▶ **TASK OBJECTIVE**
Any pictures in the records below should be skipped; write out everything else exactly.

Start of INPUT

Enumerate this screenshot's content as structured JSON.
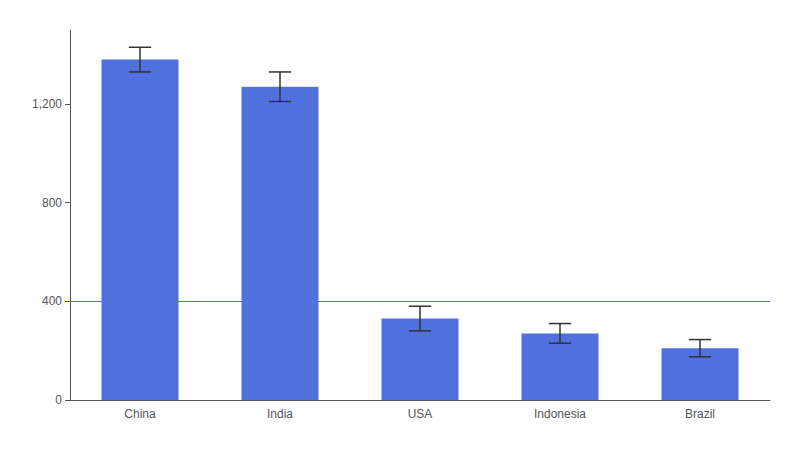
{
  "chart_data": {
    "type": "bar",
    "categories": [
      "China",
      "India",
      "USA",
      "Indonesia",
      "Brazil"
    ],
    "values": [
      1380,
      1270,
      330,
      270,
      210
    ],
    "errors": [
      50,
      60,
      50,
      40,
      35
    ],
    "reference_line": 400,
    "ylim": [
      0,
      1500
    ],
    "yticks": [
      0,
      400,
      800,
      {
        "value": 1200,
        "label": "1,200"
      }
    ],
    "grid": false
  }
}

End of INPUT

▶ **FINAL RESULT**
Enumerate this screenshot's content as structured JSON.
{
  "chart_data": {
    "type": "bar",
    "categories": [
      "China",
      "India",
      "USA",
      "Indonesia",
      "Brazil"
    ],
    "values": [
      1380,
      1270,
      330,
      270,
      210
    ],
    "errors": [
      50,
      60,
      50,
      40,
      35
    ],
    "reference_line": 400,
    "ylim": [
      0,
      1500
    ],
    "yticks": [
      0,
      400,
      800,
      {
        "value": 1200,
        "label": "1,200"
      }
    ],
    "grid": false
  }
}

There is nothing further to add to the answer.